Brief: Using the data below, copy each line that includes the word "JSON".

Excerpted records:
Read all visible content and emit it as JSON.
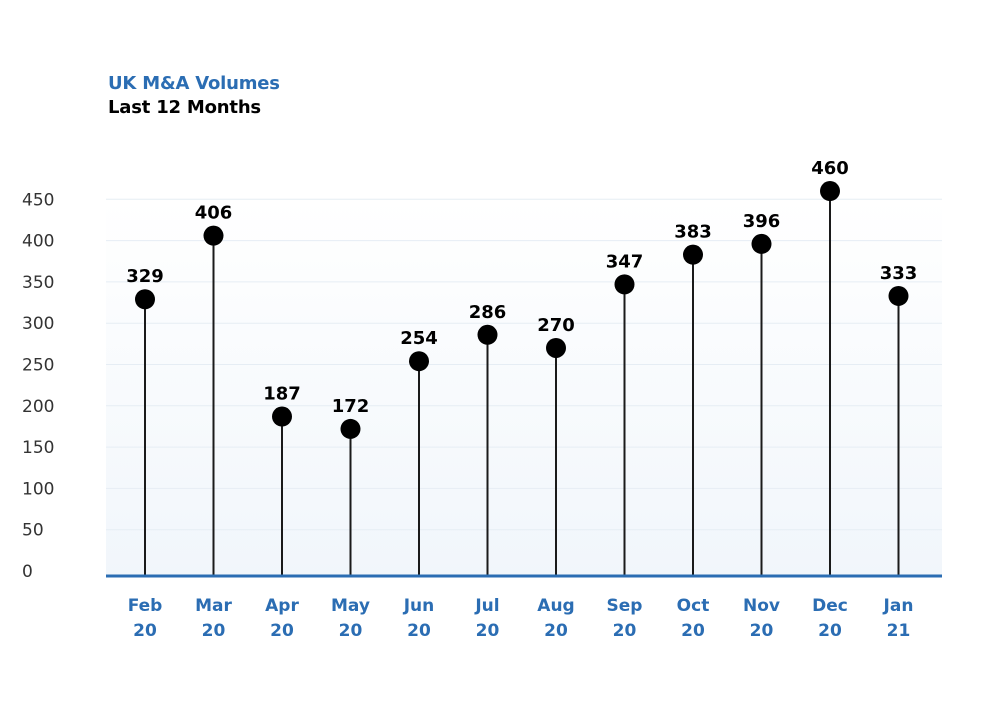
{
  "title": "UK M&A Volumes",
  "subtitle": "Last 12 Months",
  "colors": {
    "accent": "#2b6db3",
    "marker": "#000000",
    "axis": "#2b6db3",
    "grid": "#e6edf4"
  },
  "chart_data": {
    "type": "lollipop",
    "title": "UK M&A Volumes",
    "subtitle": "Last 12 Months",
    "categories": [
      [
        "Feb",
        "20"
      ],
      [
        "Mar",
        "20"
      ],
      [
        "Apr",
        "20"
      ],
      [
        "May",
        "20"
      ],
      [
        "Jun",
        "20"
      ],
      [
        "Jul",
        "20"
      ],
      [
        "Aug",
        "20"
      ],
      [
        "Sep",
        "20"
      ],
      [
        "Oct",
        "20"
      ],
      [
        "Nov",
        "20"
      ],
      [
        "Dec",
        "20"
      ],
      [
        "Jan",
        "21"
      ]
    ],
    "values": [
      329,
      406,
      187,
      172,
      254,
      286,
      270,
      347,
      383,
      396,
      460,
      333
    ],
    "yticks": [
      0,
      50,
      100,
      150,
      200,
      250,
      300,
      350,
      400,
      450
    ],
    "ylim": [
      0,
      450
    ],
    "grid": true,
    "data_labels": true
  }
}
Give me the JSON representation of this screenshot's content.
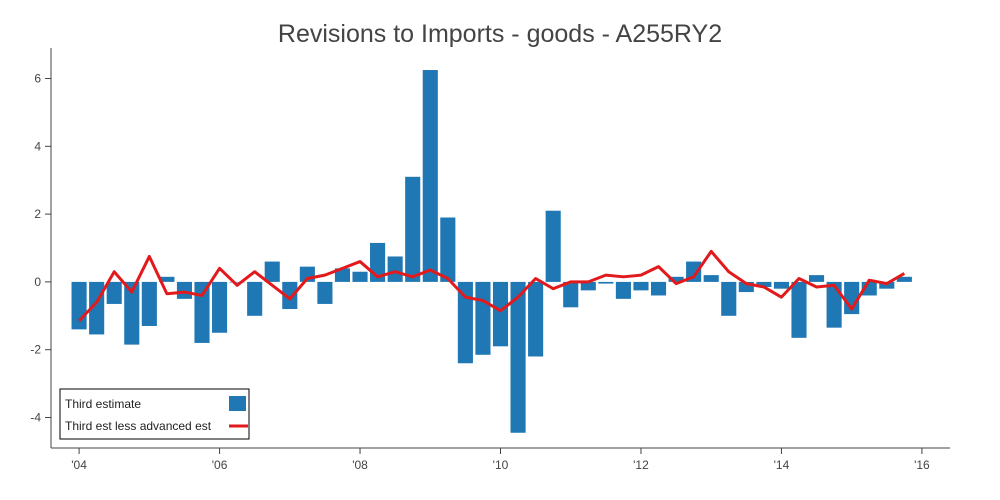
{
  "chart_data": {
    "type": "bar",
    "title": "Revisions to Imports - goods - A255RY2",
    "xlabel": "",
    "ylabel": "",
    "x_range": [
      2003.6,
      2016.4
    ],
    "ylim": [
      -4.9,
      6.9
    ],
    "x_tick_values": [
      2004,
      2006,
      2008,
      2010,
      2012,
      2014,
      2016
    ],
    "x_tick_labels": [
      "'04",
      "'06",
      "'08",
      "'10",
      "'12",
      "'14",
      "'16"
    ],
    "y_ticks": [
      -4,
      -2,
      0,
      2,
      4,
      6
    ],
    "grid": false,
    "legend": {
      "position": "bottom-left"
    },
    "quarters": [
      "2004Q1",
      "2004Q2",
      "2004Q3",
      "2004Q4",
      "2005Q1",
      "2005Q2",
      "2005Q3",
      "2005Q4",
      "2006Q1",
      "2006Q2",
      "2006Q3",
      "2006Q4",
      "2007Q1",
      "2007Q2",
      "2007Q3",
      "2007Q4",
      "2008Q1",
      "2008Q2",
      "2008Q3",
      "2008Q4",
      "2009Q1",
      "2009Q2",
      "2009Q3",
      "2009Q4",
      "2010Q1",
      "2010Q2",
      "2010Q3",
      "2010Q4",
      "2011Q1",
      "2011Q2",
      "2011Q3",
      "2011Q4",
      "2012Q1",
      "2012Q2",
      "2012Q3",
      "2012Q4",
      "2013Q1",
      "2013Q2",
      "2013Q3",
      "2013Q4",
      "2014Q1",
      "2014Q2",
      "2014Q3",
      "2014Q4",
      "2015Q1",
      "2015Q2",
      "2015Q3",
      "2015Q4"
    ],
    "series": [
      {
        "name": "Third estimate",
        "kind": "bar",
        "color": "#1f77b4",
        "values": [
          -1.4,
          -1.55,
          -0.65,
          -1.85,
          -1.3,
          0.15,
          -0.5,
          -1.8,
          -1.5,
          0.0,
          -1.0,
          0.6,
          -0.8,
          0.45,
          -0.65,
          0.4,
          0.3,
          1.15,
          0.75,
          3.1,
          6.25,
          1.9,
          -2.4,
          -2.15,
          -1.9,
          -4.45,
          -2.2,
          2.1,
          -0.75,
          -0.25,
          -0.05,
          -0.5,
          -0.25,
          -0.4,
          0.15,
          0.6,
          0.2,
          -1.0,
          -0.3,
          -0.15,
          -0.2,
          -1.65,
          0.2,
          -1.35,
          -0.95,
          -0.4,
          -0.2,
          0.15
        ]
      },
      {
        "name": "Third est less advanced est",
        "kind": "line",
        "color": "#e31a1c",
        "values": [
          -1.15,
          -0.6,
          0.3,
          -0.3,
          0.75,
          -0.35,
          -0.3,
          -0.4,
          0.4,
          -0.1,
          0.3,
          -0.1,
          -0.5,
          0.1,
          0.2,
          0.4,
          0.6,
          0.15,
          0.3,
          0.15,
          0.35,
          0.1,
          -0.45,
          -0.55,
          -0.85,
          -0.45,
          0.1,
          -0.2,
          0.0,
          0.0,
          0.2,
          0.15,
          0.2,
          0.45,
          -0.05,
          0.15,
          0.9,
          0.3,
          -0.05,
          -0.15,
          -0.45,
          0.1,
          -0.15,
          -0.1,
          -0.8,
          0.05,
          -0.05,
          0.25
        ]
      }
    ]
  }
}
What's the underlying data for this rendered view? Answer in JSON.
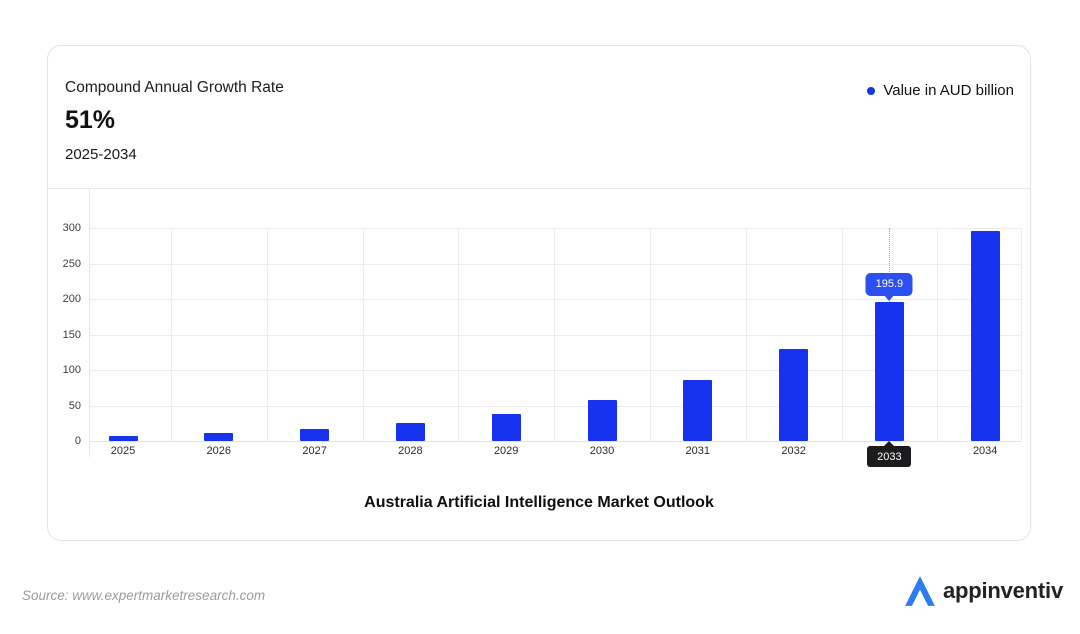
{
  "header": {
    "cagr_label": "Compound Annual Growth Rate",
    "cagr_value": "51%",
    "cagr_period": "2025-2034"
  },
  "legend": {
    "label": "Value in AUD billion",
    "dot_color": "#1733f0"
  },
  "chart_data": {
    "type": "bar",
    "title": "Australia Artificial Intelligence Market Outlook",
    "categories": [
      "2025",
      "2026",
      "2027",
      "2028",
      "2029",
      "2030",
      "2031",
      "2032",
      "2033",
      "2034"
    ],
    "values": [
      7.3,
      11.0,
      16.6,
      25.1,
      37.9,
      57.1,
      86.2,
      130.2,
      195.9,
      295.8
    ],
    "xlabel": "",
    "ylabel": "",
    "ylim": [
      0,
      300
    ],
    "yticks": [
      0,
      50,
      100,
      150,
      200,
      250,
      300
    ],
    "grid": true,
    "legend_position": "top-right",
    "bar_color": "#1733f0",
    "highlight": {
      "category": "2033",
      "tooltip_label": "195.9",
      "tooltip_color": "#2b4ff2",
      "axis_chip_bg": "#1b1b1d"
    }
  },
  "footer": {
    "source": "Source: www.expertmarketresearch.com",
    "brand": "appinventiv",
    "brand_color": "#2e7cf0"
  }
}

Solution to this exercise:
Read all visible content and emit it as JSON.
Give me the JSON representation of this screenshot's content.
What's the underlying data for this rendered view? Answer in JSON.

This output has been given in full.